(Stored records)
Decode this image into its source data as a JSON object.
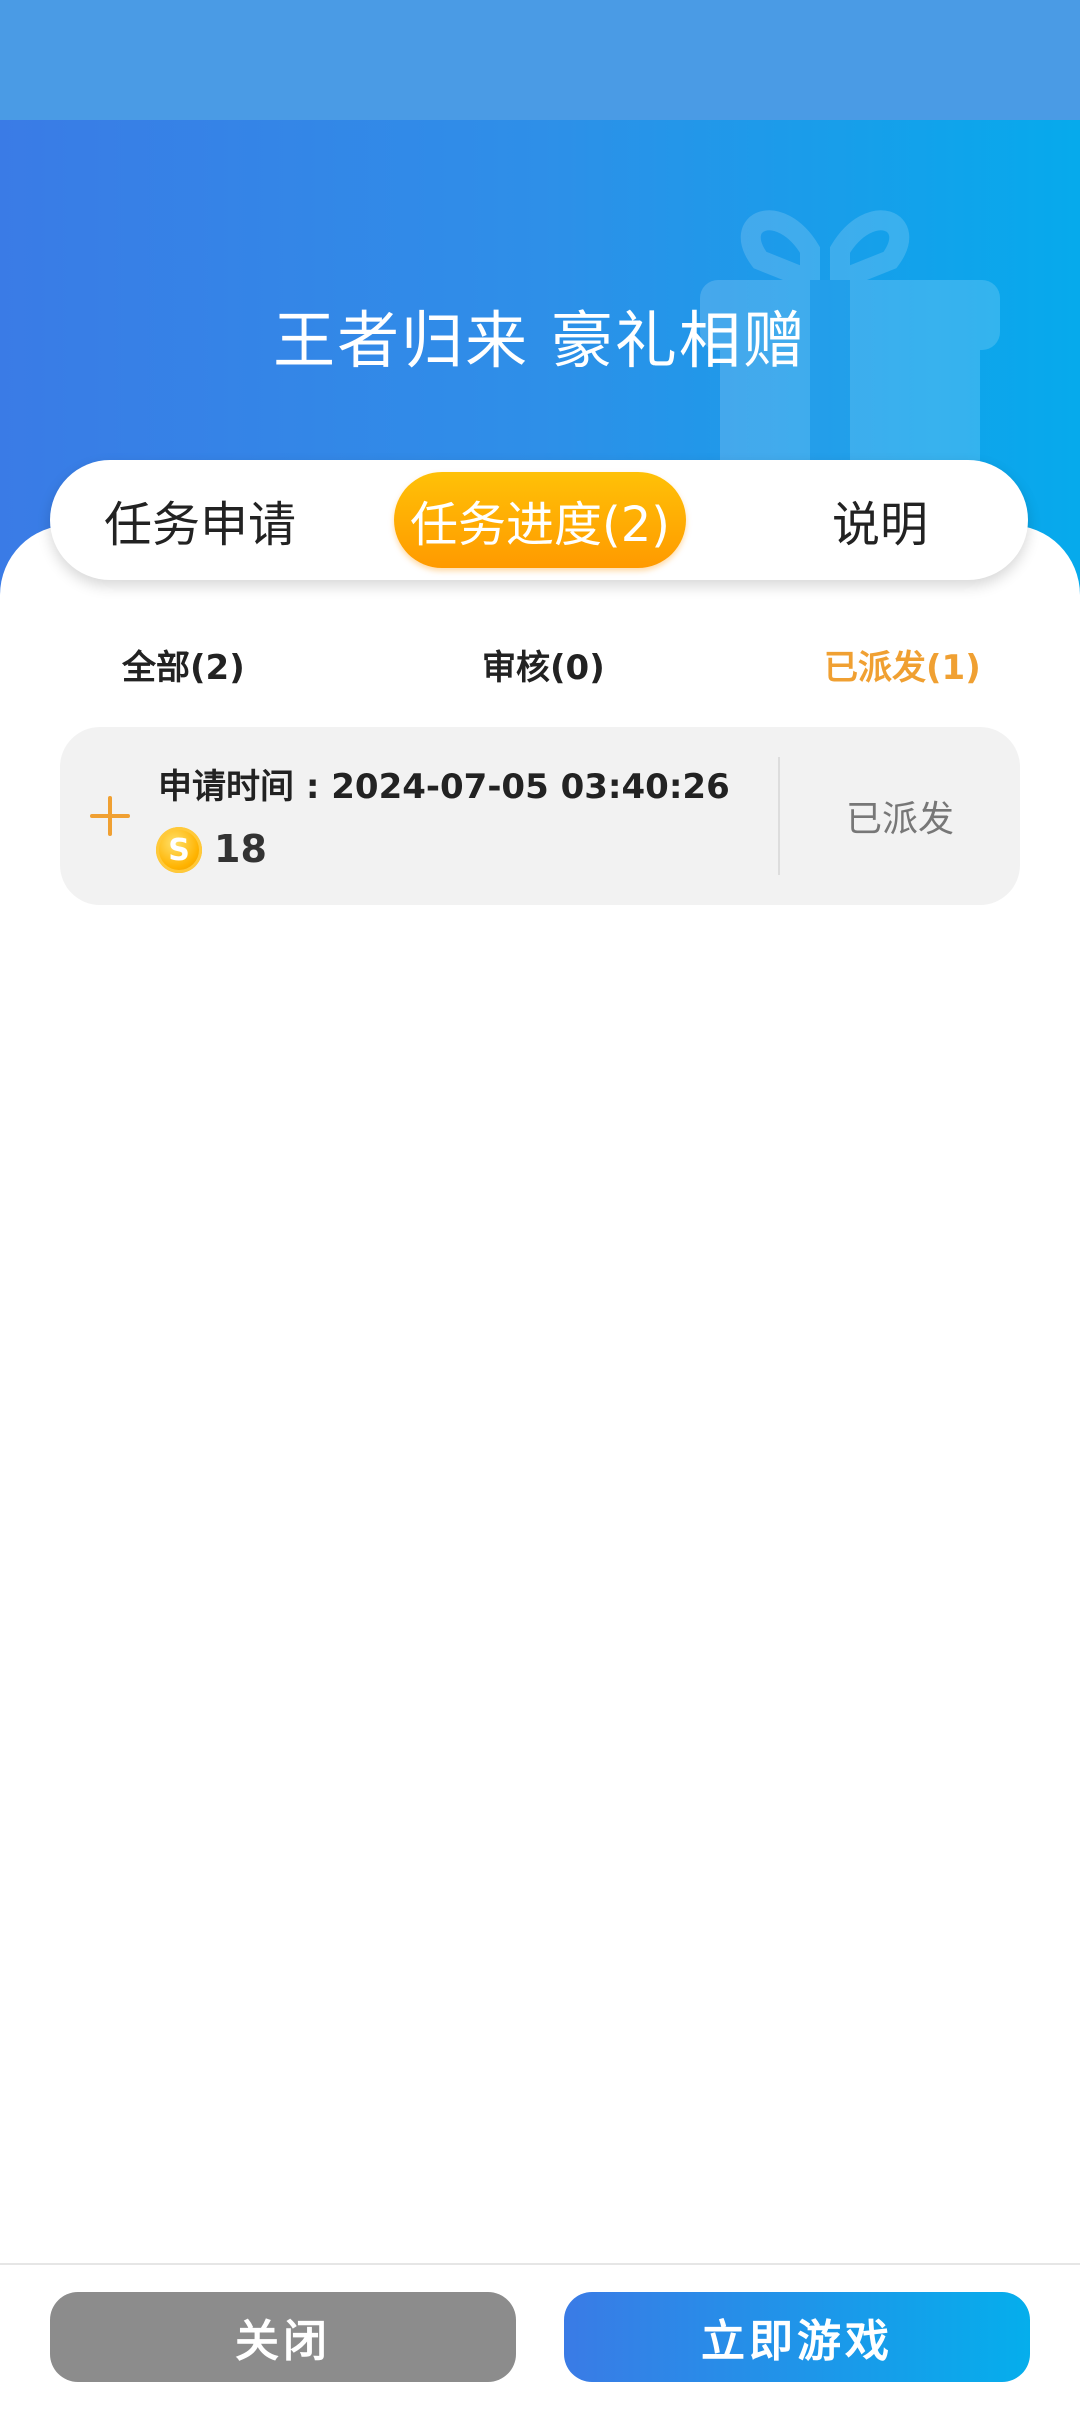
{
  "header": {
    "title": "王者归来 豪礼相赠"
  },
  "tabs": {
    "apply": "任务申请",
    "progress": "任务进度(2)",
    "explain": "说明",
    "active": "progress"
  },
  "filters": {
    "all": "全部(2)",
    "review": "审核(0)",
    "sent": "已派发(1)",
    "active": "sent",
    "active_color": "#F0A032"
  },
  "records": [
    {
      "time_label": "申请时间 : 2024-07-05 03:40:26",
      "coin_symbol": "S",
      "amount": "18",
      "status": "已派发"
    }
  ],
  "footer": {
    "close_label": "关闭",
    "play_label": "立即游戏"
  },
  "colors": {
    "brand_blue": "#3A7BE6",
    "accent_orange": "#FF9A00",
    "close_gray": "#8C8C8C"
  }
}
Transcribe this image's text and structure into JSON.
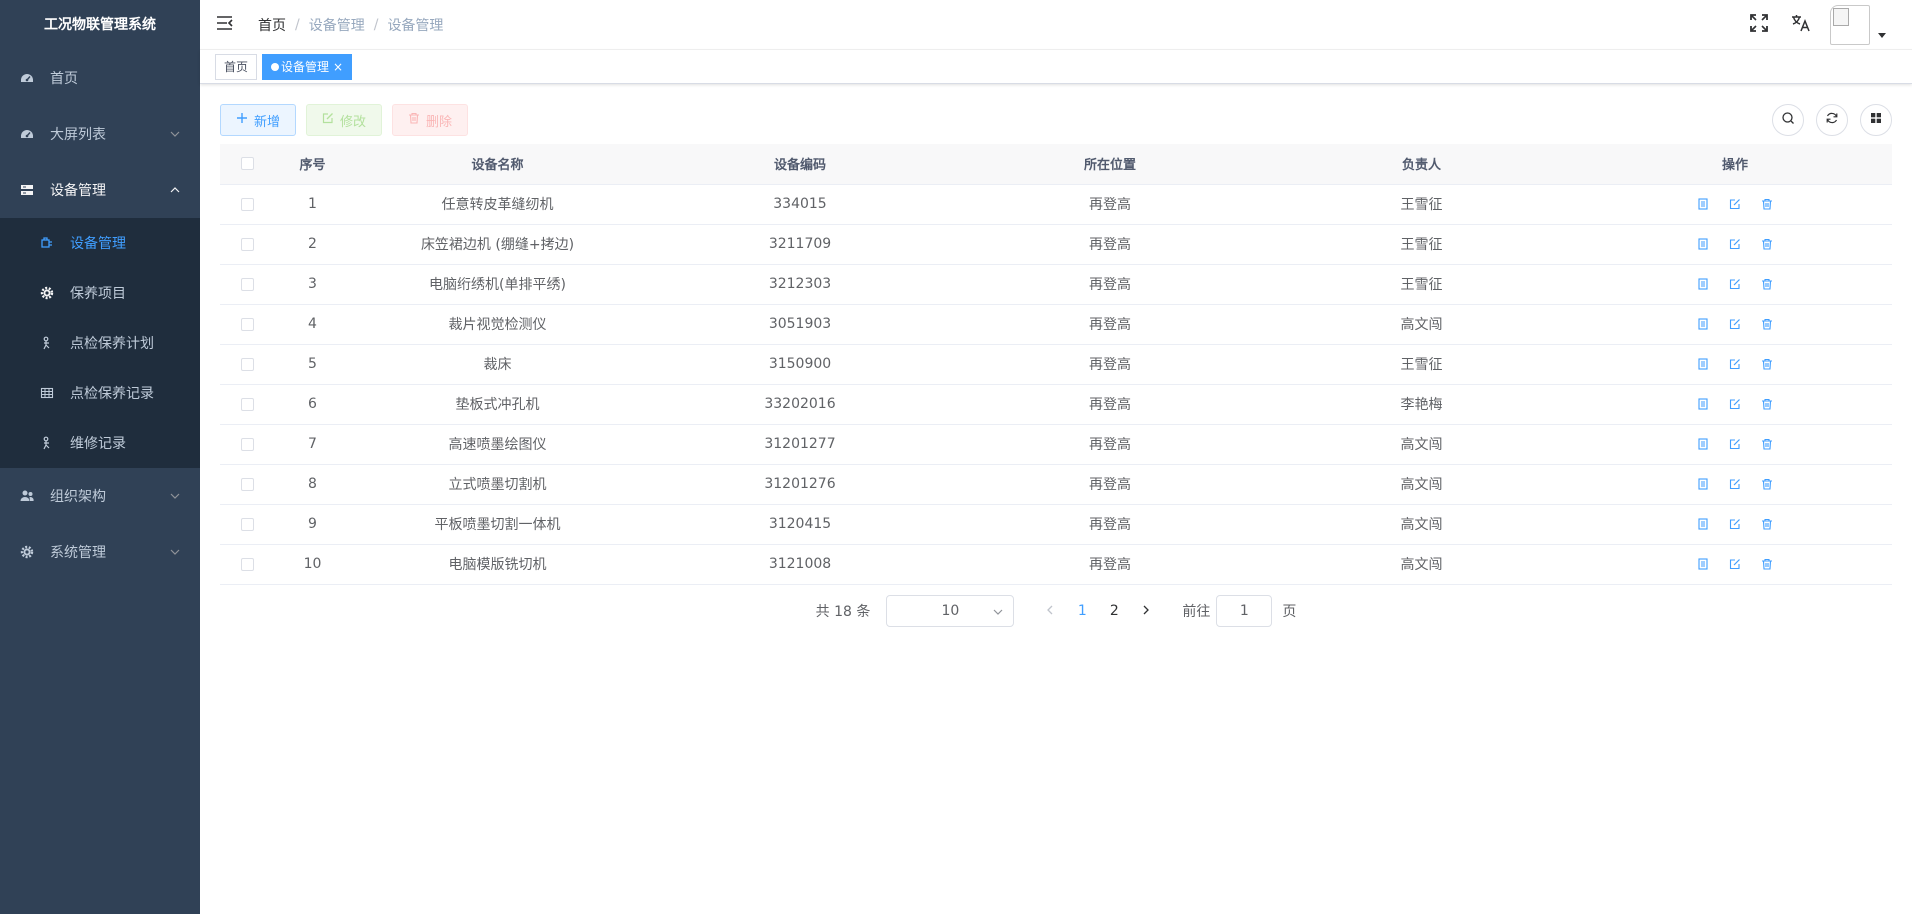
{
  "app": {
    "title": "工况物联管理系统"
  },
  "sidebar": {
    "items": [
      {
        "label": "首页"
      },
      {
        "label": "大屏列表"
      },
      {
        "label": "设备管理"
      },
      {
        "label": "组织架构"
      },
      {
        "label": "系统管理"
      }
    ],
    "submenu": [
      {
        "label": "设备管理"
      },
      {
        "label": "保养项目"
      },
      {
        "label": "点检保养计划"
      },
      {
        "label": "点检保养记录"
      },
      {
        "label": "维修记录"
      }
    ]
  },
  "breadcrumb": {
    "home": "首页",
    "level1": "设备管理",
    "level2": "设备管理",
    "sep": "/"
  },
  "tags": {
    "home": "首页",
    "active": "设备管理",
    "close": "×"
  },
  "toolbar": {
    "add": "新增",
    "edit": "修改",
    "delete": "删除"
  },
  "table": {
    "headers": {
      "index": "序号",
      "name": "设备名称",
      "code": "设备编码",
      "location": "所在位置",
      "owner": "负责人",
      "actions": "操作"
    },
    "rows": [
      {
        "index": "1",
        "name": "任意转皮革缝纫机",
        "code": "334015",
        "location": "再登高",
        "owner": "王雪征"
      },
      {
        "index": "2",
        "name": "床笠裙边机 (绷缝+拷边)",
        "code": "3211709",
        "location": "再登高",
        "owner": "王雪征"
      },
      {
        "index": "3",
        "name": "电脑绗绣机(单排平绣)",
        "code": "3212303",
        "location": "再登高",
        "owner": "王雪征"
      },
      {
        "index": "4",
        "name": "裁片视觉检测仪",
        "code": "3051903",
        "location": "再登高",
        "owner": "高文闯"
      },
      {
        "index": "5",
        "name": "裁床",
        "code": "3150900",
        "location": "再登高",
        "owner": "王雪征"
      },
      {
        "index": "6",
        "name": "垫板式冲孔机",
        "code": "33202016",
        "location": "再登高",
        "owner": "李艳梅"
      },
      {
        "index": "7",
        "name": "高速喷墨绘图仪",
        "code": "31201277",
        "location": "再登高",
        "owner": "高文闯"
      },
      {
        "index": "8",
        "name": "立式喷墨切割机",
        "code": "31201276",
        "location": "再登高",
        "owner": "高文闯"
      },
      {
        "index": "9",
        "name": "平板喷墨切割一体机",
        "code": "3120415",
        "location": "再登高",
        "owner": "高文闯"
      },
      {
        "index": "10",
        "name": "电脑模版铣切机",
        "code": "3121008",
        "location": "再登高",
        "owner": "高文闯"
      }
    ]
  },
  "pagination": {
    "total": "共 18 条",
    "page_size": "10",
    "pages": [
      "1",
      "2"
    ],
    "current": "1",
    "goto_label": "前往",
    "goto_value": "1",
    "page_unit": "页"
  },
  "colors": {
    "sidebar_bg": "#304156",
    "submenu_bg": "#1f2d3d",
    "accent": "#409eff"
  }
}
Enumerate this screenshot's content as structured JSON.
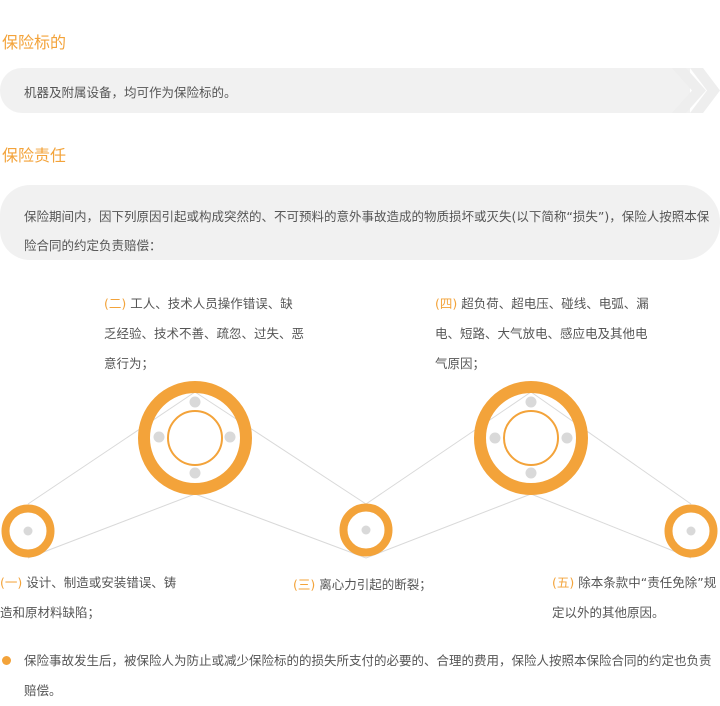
{
  "sections": {
    "subject": {
      "title": "保险标的",
      "text": "机器及附属设备，均可作为保险标的。"
    },
    "liability": {
      "title": "保险责任",
      "intro": "保险期间内，因下列原因引起或构成突然的、不可预料的意外事故造成的物质损坏或灭失(以下简称“损失”)，保险人按照本保险合同的约定负责赔偿：",
      "causes": [
        {
          "num": "(一)",
          "text": "设计、制造或安装错误、铸造和原材料缺陷；"
        },
        {
          "num": "(二)",
          "text": "工人、技术人员操作错误、缺乏经验、技术不善、疏忽、过失、恶意行为；"
        },
        {
          "num": "(三)",
          "text": "离心力引起的断裂；"
        },
        {
          "num": "(四)",
          "text": "超负荷、超电压、碰线、电弧、漏电、短路、大气放电、感应电及其他电气原因；"
        },
        {
          "num": "(五)",
          "text": "除本条款中“责任免除”规定以外的其他原因。"
        }
      ],
      "note": "保险事故发生后，被保险人为防止或减少保险标的的损失所支付的必要的、合理的费用，保险人按照本保险合同的约定也负责赔偿。"
    }
  },
  "colors": {
    "accent": "#f3a33a",
    "panel": "#f1f1f1",
    "chevron": "#eeeeee",
    "line": "#d9d9d9"
  }
}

• **Do this**
Copy each line above where the string "name" occurs.

• **Exercise output**
      "name": "设备名称",
        "name": "任意转皮革缝纫机",
        "name": "床笠裙边机 (绷缝+拷边)",
        "name": "电脑绗绣机(单排平绣)",
        "name": "裁片视觉检测仪",
        "name": "裁床",
        "name": "垫板式冲孔机",
        "name": "高速喷墨绘图仪",
        "name": "立式喷墨切割机",
        "name": "平板喷墨切割一体机",
        "name": "电脑模版铣切机",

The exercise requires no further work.